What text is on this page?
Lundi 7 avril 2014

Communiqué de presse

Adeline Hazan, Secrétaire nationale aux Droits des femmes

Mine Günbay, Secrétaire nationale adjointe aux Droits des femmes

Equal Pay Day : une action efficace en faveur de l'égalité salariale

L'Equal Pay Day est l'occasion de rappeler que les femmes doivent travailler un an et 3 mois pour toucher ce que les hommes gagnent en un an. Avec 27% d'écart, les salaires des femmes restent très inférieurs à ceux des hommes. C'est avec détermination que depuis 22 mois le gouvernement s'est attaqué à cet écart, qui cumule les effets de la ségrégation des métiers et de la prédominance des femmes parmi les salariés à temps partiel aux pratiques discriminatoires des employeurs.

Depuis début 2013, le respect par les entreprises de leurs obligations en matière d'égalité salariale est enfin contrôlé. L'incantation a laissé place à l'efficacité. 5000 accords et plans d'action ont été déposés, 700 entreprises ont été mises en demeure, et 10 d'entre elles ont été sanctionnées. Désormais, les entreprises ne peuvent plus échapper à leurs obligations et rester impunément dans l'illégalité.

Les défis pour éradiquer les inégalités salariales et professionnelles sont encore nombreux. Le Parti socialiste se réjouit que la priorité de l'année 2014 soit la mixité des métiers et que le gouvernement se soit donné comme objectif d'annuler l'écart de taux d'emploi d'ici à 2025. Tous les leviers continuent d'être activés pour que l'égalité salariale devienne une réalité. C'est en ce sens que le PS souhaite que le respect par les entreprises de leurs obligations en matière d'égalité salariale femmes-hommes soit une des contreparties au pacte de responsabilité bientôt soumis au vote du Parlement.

*Instruction*: Each line above is to be repeated exactly.

*Solution to the exercise*:
What text is on this page?
Lundi 7 avril 2014

Communiqué de presse

Adeline Hazan, Secrétaire nationale aux Droits des femmes

Mine Günbay, Secrétaire nationale adjointe aux Droits des femmes

Equal Pay Day : une action efficace en faveur de l'égalité salariale

L'Equal Pay Day est l'occasion de rappeler que les femmes doivent travailler un an et 3 mois pour toucher ce que les hommes gagnent en un an. Avec 27% d'écart, les salaires des femmes restent très inférieurs à ceux des hommes. C'est avec détermination que depuis 22 mois le gouvernement s'est attaqué à cet écart, qui cumule les effets de la ségrégation des métiers et de la prédominance des femmes parmi les salariés à temps partiel aux pratiques discriminatoires des employeurs.

Depuis début 2013, le respect par les entreprises de leurs obligations en matière d'égalité salariale est enfin contrôlé. L'incantation a laissé place à l'efficacité. 5000 accords et plans d'action ont été déposés, 700 entreprises ont été mises en demeure, et 10 d'entre elles ont été sanctionnées. Désormais, les entreprises ne peuvent plus échapper à leurs obligations et rester impunément dans l'illégalité.

Les défis pour éradiquer les inégalités salariales et professionnelles sont encore nombreux. Le Parti socialiste se réjouit que la priorité de l'année 2014 soit la mixité des métiers et que le gouvernement se soit donné comme objectif d'annuler l'écart de taux d'emploi d'ici à 2025. Tous les leviers continuent d'être activés pour que l'égalité salariale devienne une réalité. C'est en ce sens que le PS souhaite que le respect par les entreprises de leurs obligations en matière d'égalité salariale femmes-hommes soit une des contreparties au pacte de responsabilité bientôt soumis au vote du Parlement.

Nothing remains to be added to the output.